======== Dataset records
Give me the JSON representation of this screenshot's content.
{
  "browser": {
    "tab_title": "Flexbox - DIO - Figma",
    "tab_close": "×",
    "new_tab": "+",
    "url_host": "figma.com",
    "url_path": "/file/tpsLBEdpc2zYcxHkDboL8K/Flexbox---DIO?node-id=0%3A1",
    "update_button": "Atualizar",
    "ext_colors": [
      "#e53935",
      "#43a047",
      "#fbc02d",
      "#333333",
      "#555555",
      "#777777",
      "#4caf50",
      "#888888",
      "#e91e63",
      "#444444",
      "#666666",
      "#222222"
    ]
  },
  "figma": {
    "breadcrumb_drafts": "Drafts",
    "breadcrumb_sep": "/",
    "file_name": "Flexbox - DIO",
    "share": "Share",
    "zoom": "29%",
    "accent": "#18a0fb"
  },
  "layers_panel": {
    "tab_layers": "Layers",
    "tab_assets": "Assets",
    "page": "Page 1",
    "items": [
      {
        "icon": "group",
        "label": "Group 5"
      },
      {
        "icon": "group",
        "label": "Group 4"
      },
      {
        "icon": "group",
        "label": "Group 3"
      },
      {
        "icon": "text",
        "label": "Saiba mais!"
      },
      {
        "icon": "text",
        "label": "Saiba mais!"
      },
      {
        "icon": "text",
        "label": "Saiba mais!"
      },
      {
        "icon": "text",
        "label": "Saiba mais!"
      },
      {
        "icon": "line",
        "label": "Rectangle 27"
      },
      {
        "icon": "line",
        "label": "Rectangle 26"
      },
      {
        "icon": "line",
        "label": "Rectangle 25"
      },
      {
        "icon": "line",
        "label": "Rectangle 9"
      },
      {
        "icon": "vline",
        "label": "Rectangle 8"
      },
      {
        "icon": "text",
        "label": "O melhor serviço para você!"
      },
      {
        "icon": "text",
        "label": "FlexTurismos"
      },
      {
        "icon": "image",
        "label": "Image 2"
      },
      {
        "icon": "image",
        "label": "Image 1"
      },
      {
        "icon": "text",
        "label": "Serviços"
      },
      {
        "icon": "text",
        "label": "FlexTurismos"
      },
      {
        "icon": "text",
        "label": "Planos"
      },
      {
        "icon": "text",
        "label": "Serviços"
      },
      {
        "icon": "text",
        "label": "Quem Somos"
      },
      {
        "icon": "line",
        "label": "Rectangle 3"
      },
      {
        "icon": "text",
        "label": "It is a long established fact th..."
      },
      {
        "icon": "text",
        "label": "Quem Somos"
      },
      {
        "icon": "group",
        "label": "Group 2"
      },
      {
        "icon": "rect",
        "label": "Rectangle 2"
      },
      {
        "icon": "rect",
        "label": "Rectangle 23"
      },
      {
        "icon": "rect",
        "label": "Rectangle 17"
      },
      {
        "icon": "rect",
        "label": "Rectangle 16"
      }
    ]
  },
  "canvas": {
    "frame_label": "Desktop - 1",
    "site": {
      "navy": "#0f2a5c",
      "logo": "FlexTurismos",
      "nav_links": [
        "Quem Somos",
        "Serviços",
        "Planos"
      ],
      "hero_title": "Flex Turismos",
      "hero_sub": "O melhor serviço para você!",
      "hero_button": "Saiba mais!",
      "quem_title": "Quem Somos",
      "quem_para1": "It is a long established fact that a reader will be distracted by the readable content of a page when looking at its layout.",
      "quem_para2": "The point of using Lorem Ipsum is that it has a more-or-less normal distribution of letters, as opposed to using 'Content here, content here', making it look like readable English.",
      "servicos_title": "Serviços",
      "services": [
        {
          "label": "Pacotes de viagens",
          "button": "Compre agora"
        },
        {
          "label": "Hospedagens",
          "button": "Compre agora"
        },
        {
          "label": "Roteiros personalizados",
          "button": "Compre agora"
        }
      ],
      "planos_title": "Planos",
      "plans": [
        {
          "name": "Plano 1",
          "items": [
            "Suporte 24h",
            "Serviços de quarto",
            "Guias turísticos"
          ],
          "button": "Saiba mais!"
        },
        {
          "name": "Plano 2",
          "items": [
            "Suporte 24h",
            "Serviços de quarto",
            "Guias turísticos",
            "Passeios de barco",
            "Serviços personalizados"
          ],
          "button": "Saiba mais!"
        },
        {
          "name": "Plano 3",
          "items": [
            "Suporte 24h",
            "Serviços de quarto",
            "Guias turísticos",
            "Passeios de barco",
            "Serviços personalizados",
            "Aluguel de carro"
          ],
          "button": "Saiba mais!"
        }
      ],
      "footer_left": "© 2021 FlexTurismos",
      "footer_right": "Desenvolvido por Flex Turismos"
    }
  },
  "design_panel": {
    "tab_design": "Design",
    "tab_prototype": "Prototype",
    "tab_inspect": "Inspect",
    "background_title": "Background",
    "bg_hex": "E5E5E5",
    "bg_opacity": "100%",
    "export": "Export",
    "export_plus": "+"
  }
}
================
Given task: Your task is to reproduce the whole listing exactly.

Result of the task:
Give me the JSON representation of this screenshot's content.
{
  "browser": {
    "tab_title": "Flexbox - DIO - Figma",
    "tab_close": "×",
    "new_tab": "+",
    "url_host": "figma.com",
    "url_path": "/file/tpsLBEdpc2zYcxHkDboL8K/Flexbox---DIO?node-id=0%3A1",
    "update_button": "Atualizar",
    "ext_colors": [
      "#e53935",
      "#43a047",
      "#fbc02d",
      "#333333",
      "#555555",
      "#777777",
      "#4caf50",
      "#888888",
      "#e91e63",
      "#444444",
      "#666666",
      "#222222"
    ]
  },
  "figma": {
    "breadcrumb_drafts": "Drafts",
    "breadcrumb_sep": "/",
    "file_name": "Flexbox - DIO",
    "share": "Share",
    "zoom": "29%",
    "accent": "#18a0fb"
  },
  "layers_panel": {
    "tab_layers": "Layers",
    "tab_assets": "Assets",
    "page": "Page 1",
    "items": [
      {
        "icon": "group",
        "label": "Group 5"
      },
      {
        "icon": "group",
        "label": "Group 4"
      },
      {
        "icon": "group",
        "label": "Group 3"
      },
      {
        "icon": "text",
        "label": "Saiba mais!"
      },
      {
        "icon": "text",
        "label": "Saiba mais!"
      },
      {
        "icon": "text",
        "label": "Saiba mais!"
      },
      {
        "icon": "text",
        "label": "Saiba mais!"
      },
      {
        "icon": "line",
        "label": "Rectangle 27"
      },
      {
        "icon": "line",
        "label": "Rectangle 26"
      },
      {
        "icon": "line",
        "label": "Rectangle 25"
      },
      {
        "icon": "line",
        "label": "Rectangle 9"
      },
      {
        "icon": "vline",
        "label": "Rectangle 8"
      },
      {
        "icon": "text",
        "label": "O melhor serviço para você!"
      },
      {
        "icon": "text",
        "label": "FlexTurismos"
      },
      {
        "icon": "image",
        "label": "Image 2"
      },
      {
        "icon": "image",
        "label": "Image 1"
      },
      {
        "icon": "text",
        "label": "Serviços"
      },
      {
        "icon": "text",
        "label": "FlexTurismos"
      },
      {
        "icon": "text",
        "label": "Planos"
      },
      {
        "icon": "text",
        "label": "Serviços"
      },
      {
        "icon": "text",
        "label": "Quem Somos"
      },
      {
        "icon": "line",
        "label": "Rectangle 3"
      },
      {
        "icon": "text",
        "label": "It is a long established fact th..."
      },
      {
        "icon": "text",
        "label": "Quem Somos"
      },
      {
        "icon": "group",
        "label": "Group 2"
      },
      {
        "icon": "rect",
        "label": "Rectangle 2"
      },
      {
        "icon": "rect",
        "label": "Rectangle 23"
      },
      {
        "icon": "rect",
        "label": "Rectangle 17"
      },
      {
        "icon": "rect",
        "label": "Rectangle 16"
      }
    ]
  },
  "canvas": {
    "frame_label": "Desktop - 1",
    "site": {
      "navy": "#0f2a5c",
      "logo": "FlexTurismos",
      "nav_links": [
        "Quem Somos",
        "Serviços",
        "Planos"
      ],
      "hero_title": "Flex Turismos",
      "hero_sub": "O melhor serviço para você!",
      "hero_button": "Saiba mais!",
      "quem_title": "Quem Somos",
      "quem_para1": "It is a long established fact that a reader will be distracted by the readable content of a page when looking at its layout.",
      "quem_para2": "The point of using Lorem Ipsum is that it has a more-or-less normal distribution of letters, as opposed to using 'Content here, content here', making it look like readable English.",
      "servicos_title": "Serviços",
      "services": [
        {
          "label": "Pacotes de viagens",
          "button": "Compre agora"
        },
        {
          "label": "Hospedagens",
          "button": "Compre agora"
        },
        {
          "label": "Roteiros personalizados",
          "button": "Compre agora"
        }
      ],
      "planos_title": "Planos",
      "plans": [
        {
          "name": "Plano 1",
          "items": [
            "Suporte 24h",
            "Serviços de quarto",
            "Guias turísticos"
          ],
          "button": "Saiba mais!"
        },
        {
          "name": "Plano 2",
          "items": [
            "Suporte 24h",
            "Serviços de quarto",
            "Guias turísticos",
            "Passeios de barco",
            "Serviços personalizados"
          ],
          "button": "Saiba mais!"
        },
        {
          "name": "Plano 3",
          "items": [
            "Suporte 24h",
            "Serviços de quarto",
            "Guias turísticos",
            "Passeios de barco",
            "Serviços personalizados",
            "Aluguel de carro"
          ],
          "button": "Saiba mais!"
        }
      ],
      "footer_left": "© 2021 FlexTurismos",
      "footer_right": "Desenvolvido por Flex Turismos"
    }
  },
  "design_panel": {
    "tab_design": "Design",
    "tab_prototype": "Prototype",
    "tab_inspect": "Inspect",
    "background_title": "Background",
    "bg_hex": "E5E5E5",
    "bg_opacity": "100%",
    "export": "Export",
    "export_plus": "+"
  }
}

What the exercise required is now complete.